[Data entries]
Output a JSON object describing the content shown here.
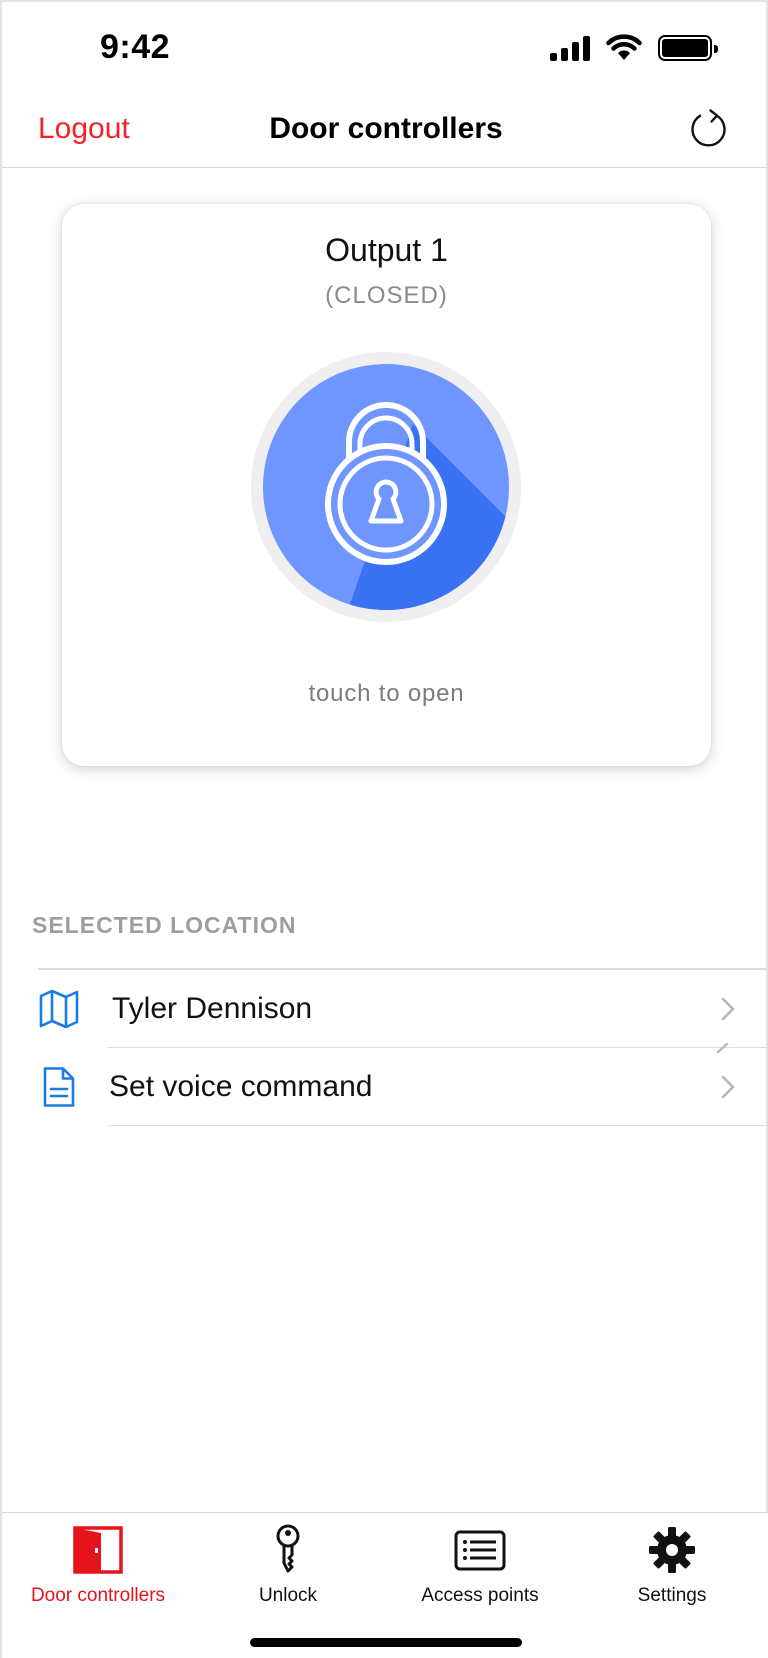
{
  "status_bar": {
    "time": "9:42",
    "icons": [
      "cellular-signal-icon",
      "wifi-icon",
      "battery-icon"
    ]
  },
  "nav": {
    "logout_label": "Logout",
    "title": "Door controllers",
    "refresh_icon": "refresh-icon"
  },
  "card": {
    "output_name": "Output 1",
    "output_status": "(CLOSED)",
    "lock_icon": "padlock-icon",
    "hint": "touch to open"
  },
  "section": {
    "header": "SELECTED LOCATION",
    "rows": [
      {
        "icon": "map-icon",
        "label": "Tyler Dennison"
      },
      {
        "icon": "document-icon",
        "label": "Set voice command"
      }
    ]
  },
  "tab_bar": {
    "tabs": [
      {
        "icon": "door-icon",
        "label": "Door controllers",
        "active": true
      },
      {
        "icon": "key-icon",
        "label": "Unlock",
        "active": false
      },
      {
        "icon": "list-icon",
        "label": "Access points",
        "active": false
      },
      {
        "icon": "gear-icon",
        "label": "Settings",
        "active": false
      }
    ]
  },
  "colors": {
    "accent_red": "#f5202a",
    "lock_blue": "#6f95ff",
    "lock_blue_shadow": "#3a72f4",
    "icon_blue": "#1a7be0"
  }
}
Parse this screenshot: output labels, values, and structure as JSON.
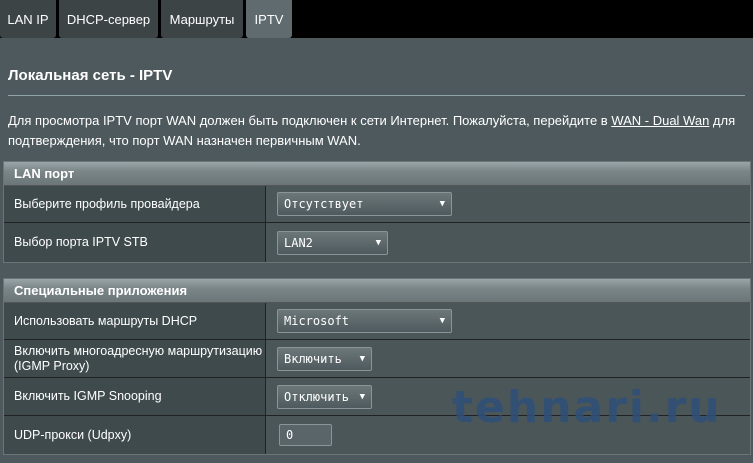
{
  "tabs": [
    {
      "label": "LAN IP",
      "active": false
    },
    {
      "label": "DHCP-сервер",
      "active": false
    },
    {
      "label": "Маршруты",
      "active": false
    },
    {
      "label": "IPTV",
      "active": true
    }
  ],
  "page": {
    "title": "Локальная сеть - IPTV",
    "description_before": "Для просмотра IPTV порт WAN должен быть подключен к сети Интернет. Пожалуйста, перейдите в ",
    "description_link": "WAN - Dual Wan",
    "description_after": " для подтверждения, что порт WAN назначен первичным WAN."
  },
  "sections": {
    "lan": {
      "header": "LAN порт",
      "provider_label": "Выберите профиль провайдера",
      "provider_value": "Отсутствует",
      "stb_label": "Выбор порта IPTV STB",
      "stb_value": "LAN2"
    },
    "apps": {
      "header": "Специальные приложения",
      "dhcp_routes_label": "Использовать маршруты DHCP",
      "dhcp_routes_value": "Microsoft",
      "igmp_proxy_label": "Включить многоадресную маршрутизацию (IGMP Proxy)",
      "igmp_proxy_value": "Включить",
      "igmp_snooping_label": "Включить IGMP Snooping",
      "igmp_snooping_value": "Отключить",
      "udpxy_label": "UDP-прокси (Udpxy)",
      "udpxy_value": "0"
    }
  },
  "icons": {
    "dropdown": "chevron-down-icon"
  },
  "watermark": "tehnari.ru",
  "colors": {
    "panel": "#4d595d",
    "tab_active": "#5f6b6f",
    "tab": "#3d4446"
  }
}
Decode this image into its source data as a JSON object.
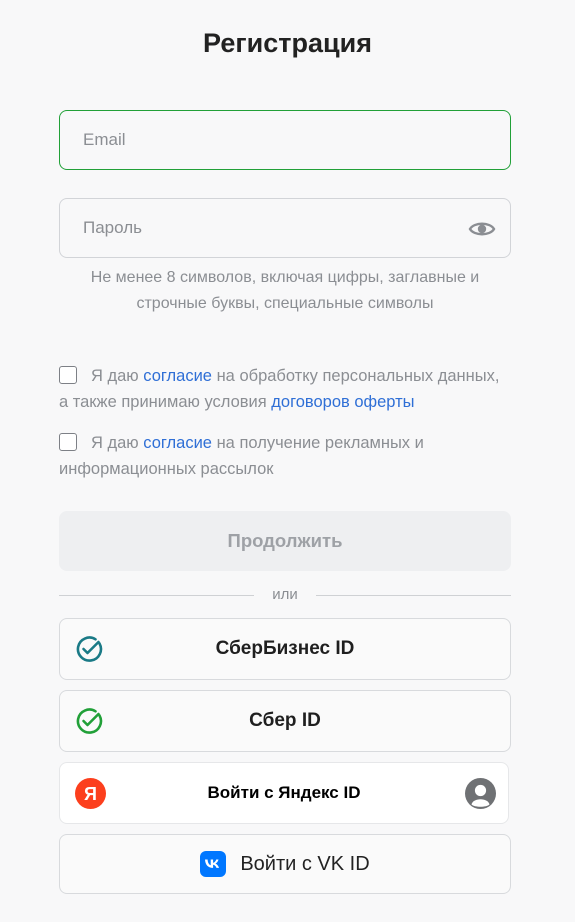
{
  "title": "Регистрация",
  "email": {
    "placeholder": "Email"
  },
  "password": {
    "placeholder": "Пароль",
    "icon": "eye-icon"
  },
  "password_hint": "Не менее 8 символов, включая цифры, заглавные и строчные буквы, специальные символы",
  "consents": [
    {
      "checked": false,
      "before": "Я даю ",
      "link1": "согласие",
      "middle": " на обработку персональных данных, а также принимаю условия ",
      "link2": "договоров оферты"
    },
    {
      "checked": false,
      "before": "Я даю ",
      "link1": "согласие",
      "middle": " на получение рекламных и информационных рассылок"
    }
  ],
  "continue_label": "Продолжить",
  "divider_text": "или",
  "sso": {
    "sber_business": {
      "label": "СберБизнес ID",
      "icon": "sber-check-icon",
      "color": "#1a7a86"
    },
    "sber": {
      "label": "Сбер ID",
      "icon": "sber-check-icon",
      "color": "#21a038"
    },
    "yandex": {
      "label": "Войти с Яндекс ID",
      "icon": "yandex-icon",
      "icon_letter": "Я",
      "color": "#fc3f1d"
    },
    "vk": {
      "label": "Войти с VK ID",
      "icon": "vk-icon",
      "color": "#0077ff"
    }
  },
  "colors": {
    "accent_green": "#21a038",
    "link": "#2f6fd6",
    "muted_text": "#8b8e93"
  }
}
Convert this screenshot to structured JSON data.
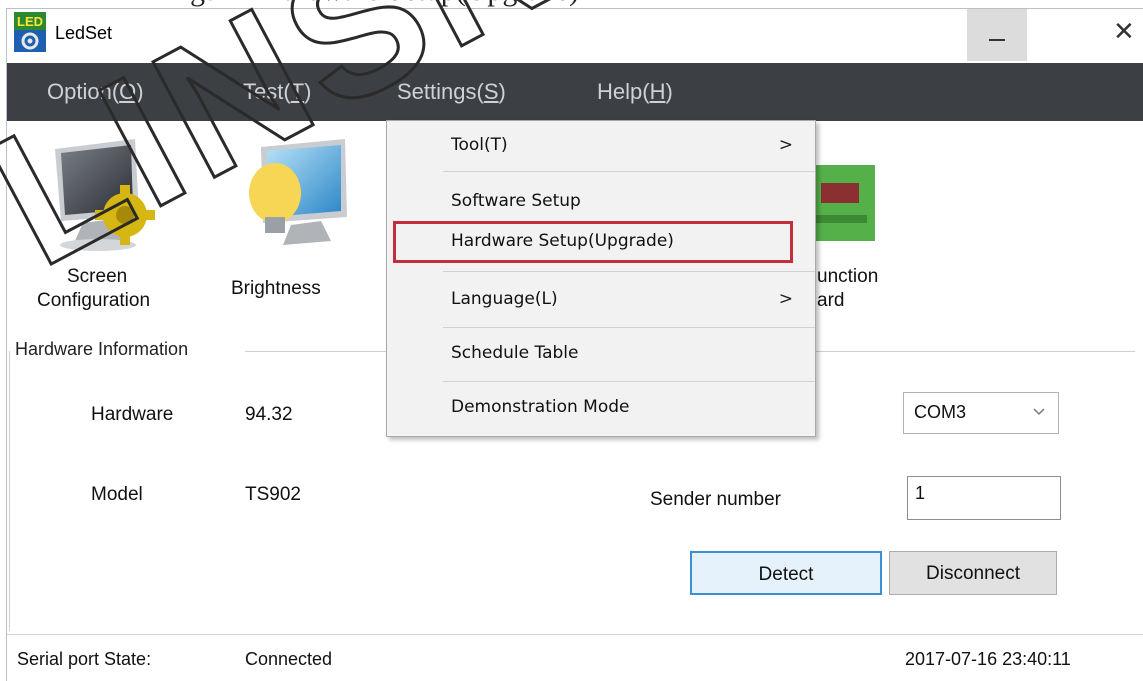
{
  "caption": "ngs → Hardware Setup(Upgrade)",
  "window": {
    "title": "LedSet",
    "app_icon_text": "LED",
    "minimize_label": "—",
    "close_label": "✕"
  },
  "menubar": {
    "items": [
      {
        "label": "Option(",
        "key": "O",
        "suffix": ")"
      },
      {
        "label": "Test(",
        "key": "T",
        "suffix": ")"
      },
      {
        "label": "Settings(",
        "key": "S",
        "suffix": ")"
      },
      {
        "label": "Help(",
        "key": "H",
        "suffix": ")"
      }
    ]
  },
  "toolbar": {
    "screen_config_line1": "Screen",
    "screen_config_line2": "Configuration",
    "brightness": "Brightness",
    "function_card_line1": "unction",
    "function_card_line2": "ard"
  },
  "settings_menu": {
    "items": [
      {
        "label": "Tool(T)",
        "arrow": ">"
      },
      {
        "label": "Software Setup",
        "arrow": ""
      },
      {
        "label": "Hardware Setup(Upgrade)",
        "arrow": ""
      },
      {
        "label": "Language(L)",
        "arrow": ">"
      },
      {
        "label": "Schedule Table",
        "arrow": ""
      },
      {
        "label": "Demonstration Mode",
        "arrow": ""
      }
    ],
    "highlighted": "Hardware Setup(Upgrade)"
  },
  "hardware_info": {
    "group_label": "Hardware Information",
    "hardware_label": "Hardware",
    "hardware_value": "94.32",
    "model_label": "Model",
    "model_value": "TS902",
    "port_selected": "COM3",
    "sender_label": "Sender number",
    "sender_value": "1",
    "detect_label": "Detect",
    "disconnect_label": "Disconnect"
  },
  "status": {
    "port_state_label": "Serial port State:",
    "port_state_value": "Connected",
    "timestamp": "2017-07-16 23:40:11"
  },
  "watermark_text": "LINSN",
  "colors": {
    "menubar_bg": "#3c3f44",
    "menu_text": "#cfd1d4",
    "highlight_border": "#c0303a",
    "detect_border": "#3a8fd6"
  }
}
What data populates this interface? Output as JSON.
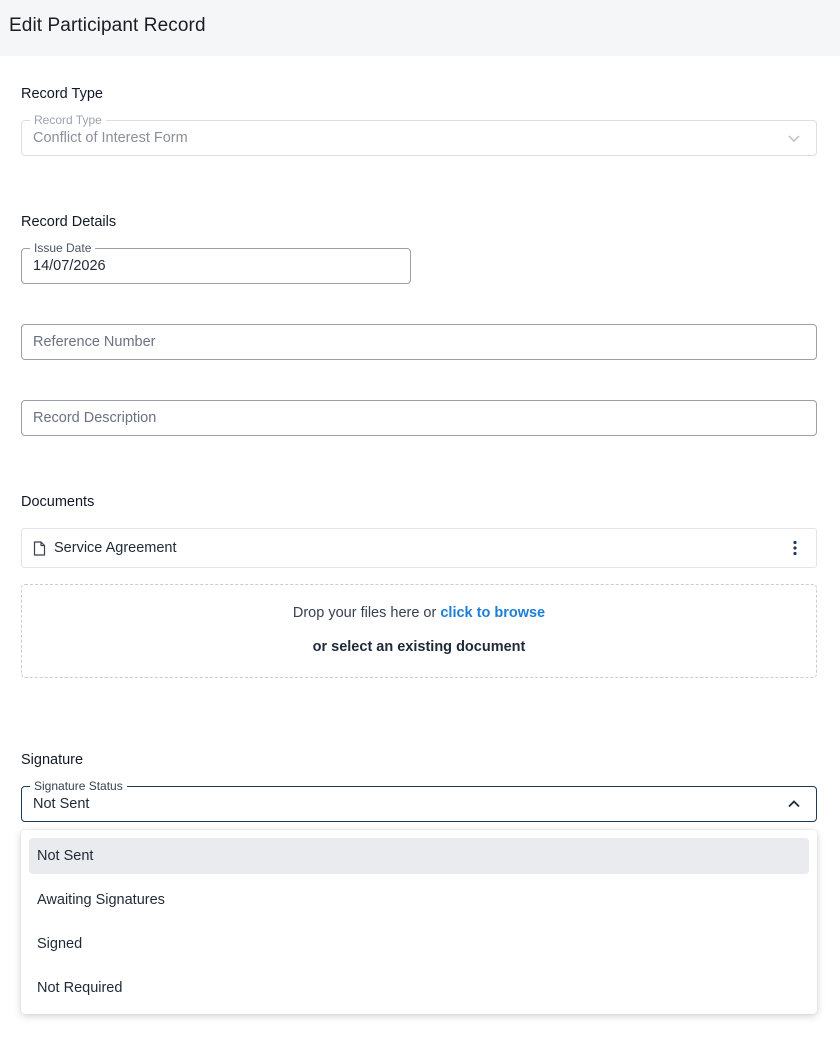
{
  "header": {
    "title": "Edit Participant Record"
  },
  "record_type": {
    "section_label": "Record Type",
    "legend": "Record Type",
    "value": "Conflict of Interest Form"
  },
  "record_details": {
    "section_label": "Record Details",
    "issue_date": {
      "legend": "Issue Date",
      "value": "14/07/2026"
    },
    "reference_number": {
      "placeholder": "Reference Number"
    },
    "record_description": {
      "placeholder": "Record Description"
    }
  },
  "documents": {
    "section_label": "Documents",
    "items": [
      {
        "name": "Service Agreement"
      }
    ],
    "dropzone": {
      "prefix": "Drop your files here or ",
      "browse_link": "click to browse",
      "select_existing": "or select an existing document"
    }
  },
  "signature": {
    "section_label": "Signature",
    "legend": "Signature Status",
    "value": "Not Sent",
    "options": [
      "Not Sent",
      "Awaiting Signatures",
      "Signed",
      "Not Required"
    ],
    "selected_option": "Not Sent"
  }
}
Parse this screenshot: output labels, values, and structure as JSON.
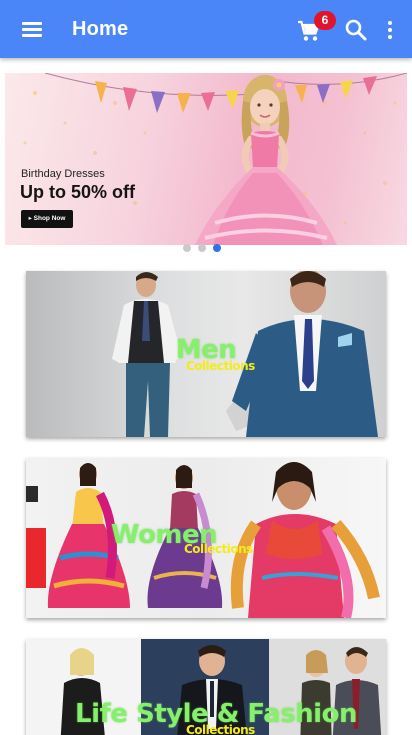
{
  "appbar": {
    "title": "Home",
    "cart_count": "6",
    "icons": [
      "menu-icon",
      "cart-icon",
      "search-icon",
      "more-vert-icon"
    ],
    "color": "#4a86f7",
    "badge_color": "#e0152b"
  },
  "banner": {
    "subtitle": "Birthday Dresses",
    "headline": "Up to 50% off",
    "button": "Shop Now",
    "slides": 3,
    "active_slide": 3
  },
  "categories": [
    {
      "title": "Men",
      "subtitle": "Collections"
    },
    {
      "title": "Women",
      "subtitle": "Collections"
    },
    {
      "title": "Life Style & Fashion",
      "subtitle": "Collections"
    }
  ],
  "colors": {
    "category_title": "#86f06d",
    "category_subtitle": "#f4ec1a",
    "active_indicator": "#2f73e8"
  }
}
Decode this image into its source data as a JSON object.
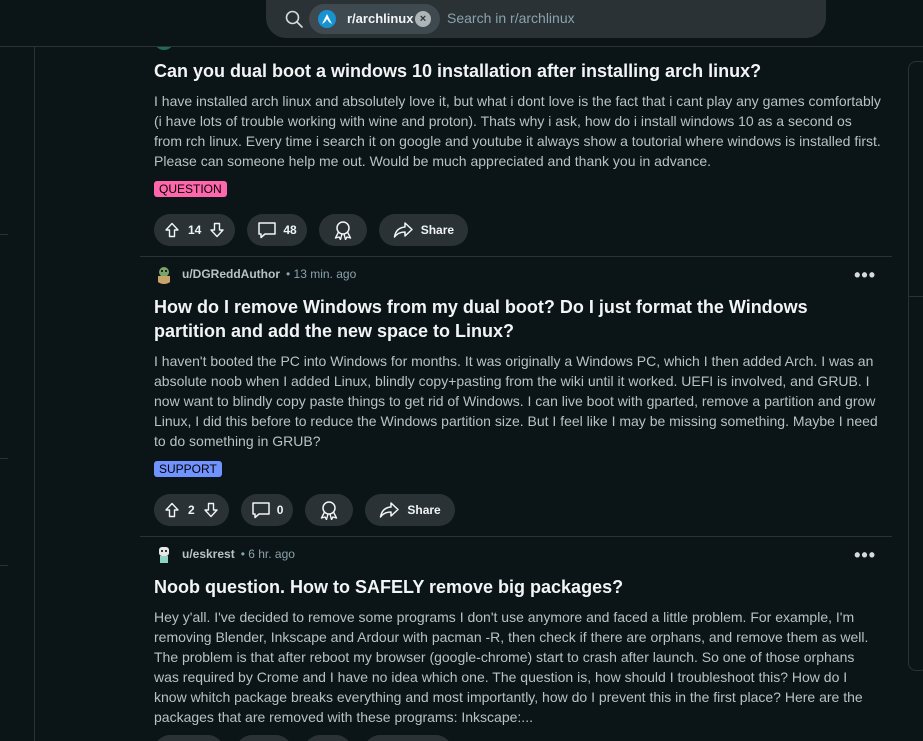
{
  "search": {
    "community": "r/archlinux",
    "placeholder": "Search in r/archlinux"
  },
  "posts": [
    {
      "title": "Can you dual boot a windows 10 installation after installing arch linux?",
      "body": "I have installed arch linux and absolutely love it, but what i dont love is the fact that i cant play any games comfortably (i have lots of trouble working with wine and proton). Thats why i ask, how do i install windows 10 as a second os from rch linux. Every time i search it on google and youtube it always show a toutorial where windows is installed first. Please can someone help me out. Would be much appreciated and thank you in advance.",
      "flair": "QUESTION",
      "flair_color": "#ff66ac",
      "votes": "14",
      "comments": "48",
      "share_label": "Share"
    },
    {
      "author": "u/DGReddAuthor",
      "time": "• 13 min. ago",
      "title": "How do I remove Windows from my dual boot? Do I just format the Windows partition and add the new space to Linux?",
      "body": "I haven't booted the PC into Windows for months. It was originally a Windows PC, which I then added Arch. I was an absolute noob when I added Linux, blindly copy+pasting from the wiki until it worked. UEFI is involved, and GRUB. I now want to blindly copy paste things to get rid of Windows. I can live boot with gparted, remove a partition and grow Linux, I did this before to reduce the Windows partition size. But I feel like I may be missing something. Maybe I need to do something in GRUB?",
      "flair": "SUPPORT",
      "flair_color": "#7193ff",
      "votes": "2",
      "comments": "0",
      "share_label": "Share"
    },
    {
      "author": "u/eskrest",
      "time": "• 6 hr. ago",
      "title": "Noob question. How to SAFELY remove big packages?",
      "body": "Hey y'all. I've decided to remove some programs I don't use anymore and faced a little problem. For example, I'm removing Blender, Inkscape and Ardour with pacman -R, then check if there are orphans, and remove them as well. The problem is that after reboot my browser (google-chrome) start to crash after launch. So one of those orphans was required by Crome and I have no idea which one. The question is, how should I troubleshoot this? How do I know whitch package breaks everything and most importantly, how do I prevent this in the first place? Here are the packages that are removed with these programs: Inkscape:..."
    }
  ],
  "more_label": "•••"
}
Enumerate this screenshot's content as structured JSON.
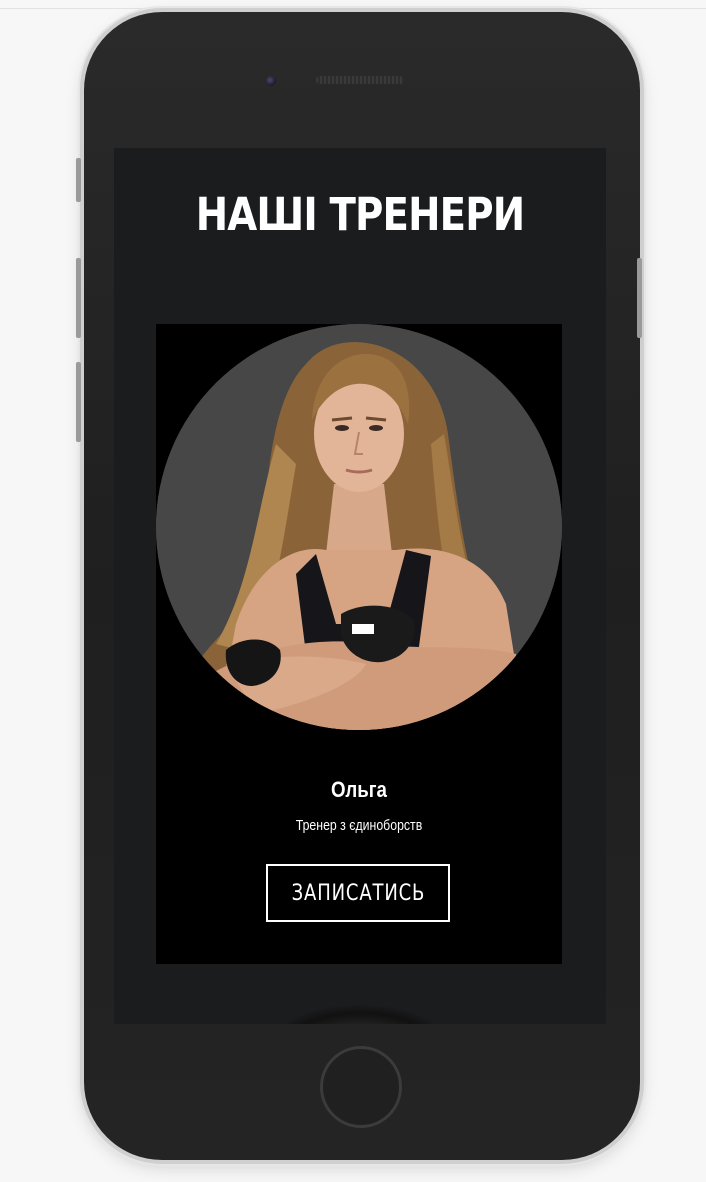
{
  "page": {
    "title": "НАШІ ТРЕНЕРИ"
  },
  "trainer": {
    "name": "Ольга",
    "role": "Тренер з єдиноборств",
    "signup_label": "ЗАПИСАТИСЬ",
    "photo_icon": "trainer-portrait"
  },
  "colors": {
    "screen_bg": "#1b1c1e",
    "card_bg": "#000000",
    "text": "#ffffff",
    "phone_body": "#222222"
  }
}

_TASK GOAL_.
Collect from the data above every line that includes "archlinux".

_TASK ANSWER_.
    "community": "r/archlinux",
    "placeholder": "Search in r/archlinux"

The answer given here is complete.